## Your instructions
Omit every picture, then give all the entries again exactly.

>> start Material for the task

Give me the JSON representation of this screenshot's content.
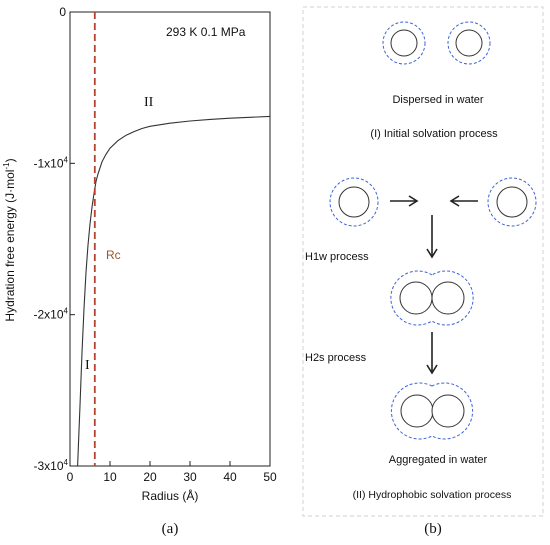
{
  "chart_data": {
    "type": "line",
    "annotation_condition": "293 K  0.1 MPa",
    "ylabel": "Hydration free energy (J·mol",
    "ylabel_sup": "-1",
    "ylabel_close": ")",
    "xlabel": "Radius (Å)",
    "xlim": [
      0,
      50
    ],
    "ylim": [
      -30000,
      0
    ],
    "xticks": [
      "0",
      "10",
      "20",
      "30",
      "40",
      "50"
    ],
    "yticks": [
      {
        "value": 0,
        "label": "0",
        "sup": ""
      },
      {
        "value": -10000,
        "label": "-1x10",
        "sup": "4"
      },
      {
        "value": -20000,
        "label": "-2x10",
        "sup": "4"
      },
      {
        "value": -30000,
        "label": "-3x10",
        "sup": "4"
      }
    ],
    "series": [
      {
        "x": [
          1.9,
          2.5,
          3,
          3.5,
          4,
          4.5,
          5,
          5.5,
          6,
          6.5,
          7,
          8,
          9,
          10,
          12,
          14,
          16,
          18,
          20,
          25,
          30,
          35,
          40,
          45,
          50
        ],
        "y": [
          -30000,
          -26000,
          -22500,
          -19600,
          -17200,
          -15400,
          -14000,
          -12900,
          -12000,
          -11200,
          -10700,
          -9900,
          -9400,
          -9000,
          -8500,
          -8150,
          -7900,
          -7700,
          -7550,
          -7350,
          -7200,
          -7100,
          -7020,
          -6960,
          -6900
        ],
        "color": "#333333"
      }
    ],
    "vline": {
      "x": 6.2,
      "color": "#b5432f",
      "label": "Rc"
    },
    "region_labels": {
      "I": "I",
      "II": "II"
    },
    "panel_label": "(a)"
  },
  "diagram": {
    "colors": {
      "shell": "#3f63d6",
      "particle": "#333333",
      "arrow": "#222222"
    },
    "labels": {
      "dispersed": "Dispersed in water",
      "initial_process": "(I) Initial solvation process",
      "h1w": "H1w process",
      "h2s": "H2s process",
      "aggregated": "Aggregated in water",
      "hydrophobic_process": "(II) Hydrophobic solvation process"
    },
    "panel_label": "(b)"
  }
}
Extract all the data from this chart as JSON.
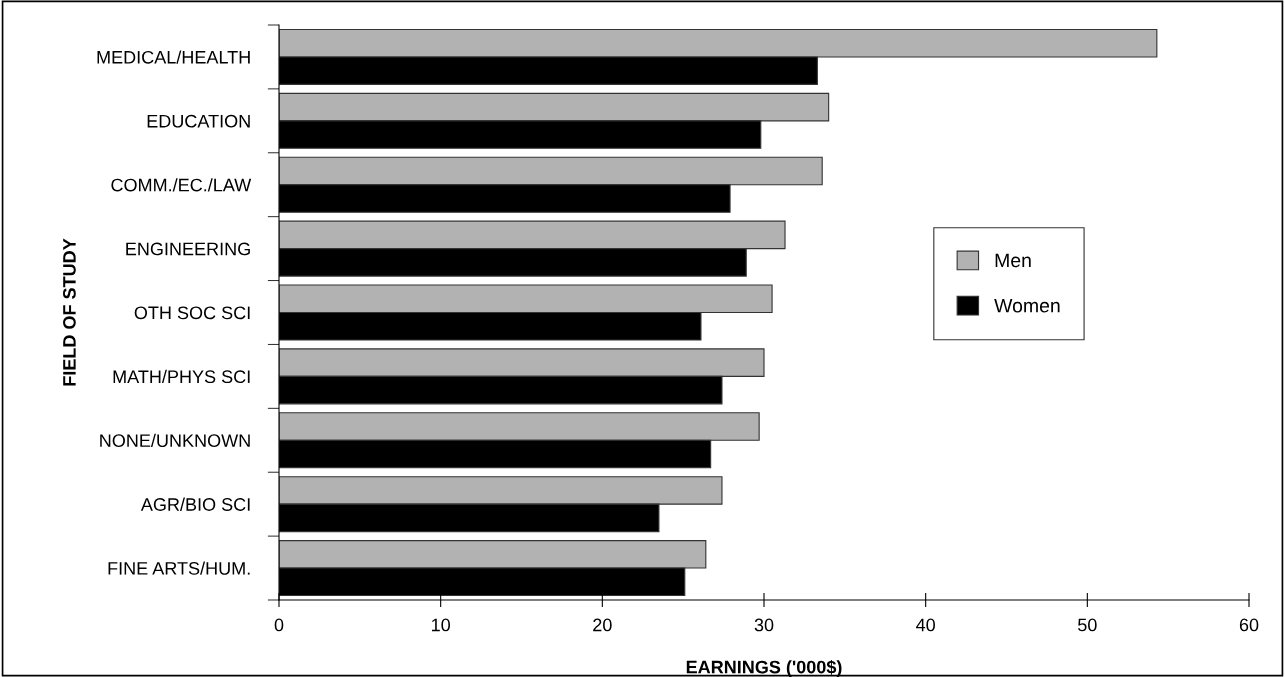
{
  "chart_data": {
    "type": "bar",
    "orientation": "horizontal",
    "xlabel": "EARNINGS ('000$)",
    "ylabel": "FIELD OF STUDY",
    "categories": [
      "MEDICAL/HEALTH",
      "EDUCATION",
      "COMM./EC./LAW",
      "ENGINEERING",
      "OTH SOC SCI",
      "MATH/PHYS SCI",
      "NONE/UNKNOWN",
      "AGR/BIO SCI",
      "FINE ARTS/HUM."
    ],
    "series": [
      {
        "name": "Men",
        "color": "#b2b2b2",
        "values": [
          54.3,
          34.0,
          33.6,
          31.3,
          30.5,
          30.0,
          29.7,
          27.4,
          26.4
        ]
      },
      {
        "name": "Women",
        "color": "#000000",
        "values": [
          33.3,
          29.8,
          27.9,
          28.9,
          26.1,
          27.4,
          26.7,
          23.5,
          25.1
        ]
      }
    ],
    "xlim": [
      0,
      60
    ],
    "xticks": [
      0,
      10,
      20,
      30,
      40,
      50,
      60
    ],
    "grid": false,
    "legend": "right"
  }
}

>> end Material for the task

## Solution
Give me the JSON representation of this screenshot's content.
{
  "chart_data": {
    "type": "line",
    "annotation_condition": "293 K  0.1 MPa",
    "ylabel": "Hydration free energy (J·mol",
    "ylabel_sup": "-1",
    "ylabel_close": ")",
    "xlabel": "Radius (Å)",
    "xlim": [
      0,
      50
    ],
    "ylim": [
      -30000,
      0
    ],
    "xticks": [
      "0",
      "10",
      "20",
      "30",
      "40",
      "50"
    ],
    "yticks": [
      {
        "value": 0,
        "label": "0",
        "sup": ""
      },
      {
        "value": -10000,
        "label": "-1x10",
        "sup": "4"
      },
      {
        "value": -20000,
        "label": "-2x10",
        "sup": "4"
      },
      {
        "value": -30000,
        "label": "-3x10",
        "sup": "4"
      }
    ],
    "series": [
      {
        "x": [
          1.9,
          2.5,
          3,
          3.5,
          4,
          4.5,
          5,
          5.5,
          6,
          6.5,
          7,
          8,
          9,
          10,
          12,
          14,
          16,
          18,
          20,
          25,
          30,
          35,
          40,
          45,
          50
        ],
        "y": [
          -30000,
          -26000,
          -22500,
          -19600,
          -17200,
          -15400,
          -14000,
          -12900,
          -12000,
          -11200,
          -10700,
          -9900,
          -9400,
          -9000,
          -8500,
          -8150,
          -7900,
          -7700,
          -7550,
          -7350,
          -7200,
          -7100,
          -7020,
          -6960,
          -6900
        ],
        "color": "#333333"
      }
    ],
    "vline": {
      "x": 6.2,
      "color": "#b5432f",
      "label": "Rc"
    },
    "region_labels": {
      "I": "I",
      "II": "II"
    },
    "panel_label": "(a)"
  },
  "diagram": {
    "colors": {
      "shell": "#3f63d6",
      "particle": "#333333",
      "arrow": "#222222"
    },
    "labels": {
      "dispersed": "Dispersed in water",
      "initial_process": "(I) Initial solvation process",
      "h1w": "H1w process",
      "h2s": "H2s process",
      "aggregated": "Aggregated in water",
      "hydrophobic_process": "(II) Hydrophobic solvation process"
    },
    "panel_label": "(b)"
  }
}
Extract all the data from this chart as JSON.
{
  "chart_data": {
    "type": "bar",
    "orientation": "horizontal",
    "xlabel": "EARNINGS ('000$)",
    "ylabel": "FIELD OF STUDY",
    "categories": [
      "MEDICAL/HEALTH",
      "EDUCATION",
      "COMM./EC./LAW",
      "ENGINEERING",
      "OTH SOC SCI",
      "MATH/PHYS SCI",
      "NONE/UNKNOWN",
      "AGR/BIO SCI",
      "FINE ARTS/HUM."
    ],
    "series": [
      {
        "name": "Men",
        "color": "#b2b2b2",
        "values": [
          54.3,
          34.0,
          33.6,
          31.3,
          30.5,
          30.0,
          29.7,
          27.4,
          26.4
        ]
      },
      {
        "name": "Women",
        "color": "#000000",
        "values": [
          33.3,
          29.8,
          27.9,
          28.9,
          26.1,
          27.4,
          26.7,
          23.5,
          25.1
        ]
      }
    ],
    "xlim": [
      0,
      60
    ],
    "xticks": [
      0,
      10,
      20,
      30,
      40,
      50,
      60
    ],
    "grid": false,
    "legend": "right"
  }
}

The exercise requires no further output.